* _Given exercise_
Give all of the lines again, with nothing added or dropped.

--- BEGIN Excerpted records ---

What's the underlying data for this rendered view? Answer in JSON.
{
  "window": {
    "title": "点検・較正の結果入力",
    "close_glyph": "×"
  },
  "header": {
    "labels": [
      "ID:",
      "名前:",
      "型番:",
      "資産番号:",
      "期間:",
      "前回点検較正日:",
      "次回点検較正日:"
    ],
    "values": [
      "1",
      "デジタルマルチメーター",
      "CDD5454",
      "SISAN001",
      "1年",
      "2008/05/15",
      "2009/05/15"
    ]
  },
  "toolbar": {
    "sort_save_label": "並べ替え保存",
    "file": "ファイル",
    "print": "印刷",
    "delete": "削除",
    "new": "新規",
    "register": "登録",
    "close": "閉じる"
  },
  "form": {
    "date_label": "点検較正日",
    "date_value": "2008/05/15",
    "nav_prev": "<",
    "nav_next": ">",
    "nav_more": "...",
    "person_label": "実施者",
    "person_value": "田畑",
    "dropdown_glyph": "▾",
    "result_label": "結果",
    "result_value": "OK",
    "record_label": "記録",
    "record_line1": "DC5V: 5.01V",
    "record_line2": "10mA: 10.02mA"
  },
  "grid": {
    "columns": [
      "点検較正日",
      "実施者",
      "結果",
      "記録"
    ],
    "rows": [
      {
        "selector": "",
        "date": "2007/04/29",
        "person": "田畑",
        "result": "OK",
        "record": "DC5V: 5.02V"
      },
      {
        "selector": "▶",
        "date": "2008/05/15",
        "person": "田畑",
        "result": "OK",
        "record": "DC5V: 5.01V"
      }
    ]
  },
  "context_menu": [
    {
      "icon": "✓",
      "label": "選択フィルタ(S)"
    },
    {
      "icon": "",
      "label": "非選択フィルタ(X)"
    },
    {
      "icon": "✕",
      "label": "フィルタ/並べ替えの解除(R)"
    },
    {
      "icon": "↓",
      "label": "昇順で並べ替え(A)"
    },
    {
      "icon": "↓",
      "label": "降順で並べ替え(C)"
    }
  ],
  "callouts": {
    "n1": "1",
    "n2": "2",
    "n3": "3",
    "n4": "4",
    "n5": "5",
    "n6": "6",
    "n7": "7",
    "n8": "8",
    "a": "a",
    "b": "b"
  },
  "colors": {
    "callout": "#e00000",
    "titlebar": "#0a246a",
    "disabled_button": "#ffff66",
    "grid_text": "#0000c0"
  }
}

--- END Excerpted records ---

* _Exercise solution_
What's the underlying data for this rendered view? Answer in JSON.
{
  "window": {
    "title": "点検・較正の結果入力",
    "close_glyph": "×"
  },
  "header": {
    "labels": [
      "ID:",
      "名前:",
      "型番:",
      "資産番号:",
      "期間:",
      "前回点検較正日:",
      "次回点検較正日:"
    ],
    "values": [
      "1",
      "デジタルマルチメーター",
      "CDD5454",
      "SISAN001",
      "1年",
      "2008/05/15",
      "2009/05/15"
    ]
  },
  "toolbar": {
    "sort_save_label": "並べ替え保存",
    "file": "ファイル",
    "print": "印刷",
    "delete": "削除",
    "new": "新規",
    "register": "登録",
    "close": "閉じる"
  },
  "form": {
    "date_label": "点検較正日",
    "date_value": "2008/05/15",
    "nav_prev": "<",
    "nav_next": ">",
    "nav_more": "...",
    "person_label": "実施者",
    "person_value": "田畑",
    "dropdown_glyph": "▾",
    "result_label": "結果",
    "result_value": "OK",
    "record_label": "記録",
    "record_line1": "DC5V: 5.01V",
    "record_line2": "10mA: 10.02mA"
  },
  "grid": {
    "columns": [
      "点検較正日",
      "実施者",
      "結果",
      "記録"
    ],
    "rows": [
      {
        "selector": "",
        "date": "2007/04/29",
        "person": "田畑",
        "result": "OK",
        "record": "DC5V: 5.02V"
      },
      {
        "selector": "▶",
        "date": "2008/05/15",
        "person": "田畑",
        "result": "OK",
        "record": "DC5V: 5.01V"
      }
    ]
  },
  "context_menu": [
    {
      "icon": "✓",
      "label": "選択フィルタ(S)"
    },
    {
      "icon": "",
      "label": "非選択フィルタ(X)"
    },
    {
      "icon": "✕",
      "label": "フィルタ/並べ替えの解除(R)"
    },
    {
      "icon": "↓",
      "label": "昇順で並べ替え(A)"
    },
    {
      "icon": "↓",
      "label": "降順で並べ替え(C)"
    }
  ],
  "callouts": {
    "n1": "1",
    "n2": "2",
    "n3": "3",
    "n4": "4",
    "n5": "5",
    "n6": "6",
    "n7": "7",
    "n8": "8",
    "a": "a",
    "b": "b"
  },
  "colors": {
    "callout": "#e00000",
    "titlebar": "#0a246a",
    "disabled_button": "#ffff66",
    "grid_text": "#0000c0"
  }
}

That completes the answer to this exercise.